[Records from a dataset]
────────────────

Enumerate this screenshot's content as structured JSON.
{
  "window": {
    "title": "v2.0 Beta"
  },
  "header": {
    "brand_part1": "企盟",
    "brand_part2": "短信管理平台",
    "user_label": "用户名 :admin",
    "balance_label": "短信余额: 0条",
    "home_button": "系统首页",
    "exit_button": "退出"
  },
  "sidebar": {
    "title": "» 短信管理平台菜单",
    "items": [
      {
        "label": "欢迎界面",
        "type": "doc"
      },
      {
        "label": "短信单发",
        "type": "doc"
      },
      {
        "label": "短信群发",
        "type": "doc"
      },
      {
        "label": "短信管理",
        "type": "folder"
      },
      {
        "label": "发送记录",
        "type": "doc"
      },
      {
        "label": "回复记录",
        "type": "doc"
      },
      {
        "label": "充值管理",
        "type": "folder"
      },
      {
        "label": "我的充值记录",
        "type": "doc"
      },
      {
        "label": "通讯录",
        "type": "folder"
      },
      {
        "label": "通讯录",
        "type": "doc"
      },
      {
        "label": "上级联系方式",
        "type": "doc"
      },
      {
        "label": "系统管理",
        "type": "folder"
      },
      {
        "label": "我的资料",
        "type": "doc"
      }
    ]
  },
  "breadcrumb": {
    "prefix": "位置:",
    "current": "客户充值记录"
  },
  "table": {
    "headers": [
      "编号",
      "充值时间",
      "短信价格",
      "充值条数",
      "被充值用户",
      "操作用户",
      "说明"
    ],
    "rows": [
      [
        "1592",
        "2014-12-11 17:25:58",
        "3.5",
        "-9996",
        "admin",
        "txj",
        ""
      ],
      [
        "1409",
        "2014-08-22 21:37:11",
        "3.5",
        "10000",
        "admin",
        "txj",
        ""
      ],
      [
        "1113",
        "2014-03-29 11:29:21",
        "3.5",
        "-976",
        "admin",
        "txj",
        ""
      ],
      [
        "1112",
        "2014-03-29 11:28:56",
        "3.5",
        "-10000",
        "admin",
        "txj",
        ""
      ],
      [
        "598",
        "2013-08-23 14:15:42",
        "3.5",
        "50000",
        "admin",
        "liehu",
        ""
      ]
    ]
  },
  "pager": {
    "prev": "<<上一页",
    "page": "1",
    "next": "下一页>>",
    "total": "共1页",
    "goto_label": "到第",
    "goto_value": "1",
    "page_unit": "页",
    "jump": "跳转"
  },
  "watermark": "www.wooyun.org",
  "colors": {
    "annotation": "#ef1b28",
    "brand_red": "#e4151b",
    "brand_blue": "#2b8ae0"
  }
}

────────────────

▸ **Work to do**: Please repeat the material above, word for word and in full.

▸ **Response below**:
Enumerate this screenshot's content as structured JSON.
{
  "window": {
    "title": "v2.0 Beta"
  },
  "header": {
    "brand_part1": "企盟",
    "brand_part2": "短信管理平台",
    "user_label": "用户名 :admin",
    "balance_label": "短信余额: 0条",
    "home_button": "系统首页",
    "exit_button": "退出"
  },
  "sidebar": {
    "title": "» 短信管理平台菜单",
    "items": [
      {
        "label": "欢迎界面",
        "type": "doc"
      },
      {
        "label": "短信单发",
        "type": "doc"
      },
      {
        "label": "短信群发",
        "type": "doc"
      },
      {
        "label": "短信管理",
        "type": "folder"
      },
      {
        "label": "发送记录",
        "type": "doc"
      },
      {
        "label": "回复记录",
        "type": "doc"
      },
      {
        "label": "充值管理",
        "type": "folder"
      },
      {
        "label": "我的充值记录",
        "type": "doc"
      },
      {
        "label": "通讯录",
        "type": "folder"
      },
      {
        "label": "通讯录",
        "type": "doc"
      },
      {
        "label": "上级联系方式",
        "type": "doc"
      },
      {
        "label": "系统管理",
        "type": "folder"
      },
      {
        "label": "我的资料",
        "type": "doc"
      }
    ]
  },
  "breadcrumb": {
    "prefix": "位置:",
    "current": "客户充值记录"
  },
  "table": {
    "headers": [
      "编号",
      "充值时间",
      "短信价格",
      "充值条数",
      "被充值用户",
      "操作用户",
      "说明"
    ],
    "rows": [
      [
        "1592",
        "2014-12-11 17:25:58",
        "3.5",
        "-9996",
        "admin",
        "txj",
        ""
      ],
      [
        "1409",
        "2014-08-22 21:37:11",
        "3.5",
        "10000",
        "admin",
        "txj",
        ""
      ],
      [
        "1113",
        "2014-03-29 11:29:21",
        "3.5",
        "-976",
        "admin",
        "txj",
        ""
      ],
      [
        "1112",
        "2014-03-29 11:28:56",
        "3.5",
        "-10000",
        "admin",
        "txj",
        ""
      ],
      [
        "598",
        "2013-08-23 14:15:42",
        "3.5",
        "50000",
        "admin",
        "liehu",
        ""
      ]
    ]
  },
  "pager": {
    "prev": "<<上一页",
    "page": "1",
    "next": "下一页>>",
    "total": "共1页",
    "goto_label": "到第",
    "goto_value": "1",
    "page_unit": "页",
    "jump": "跳转"
  },
  "watermark": "www.wooyun.org",
  "colors": {
    "annotation": "#ef1b28",
    "brand_red": "#e4151b",
    "brand_blue": "#2b8ae0"
  }
}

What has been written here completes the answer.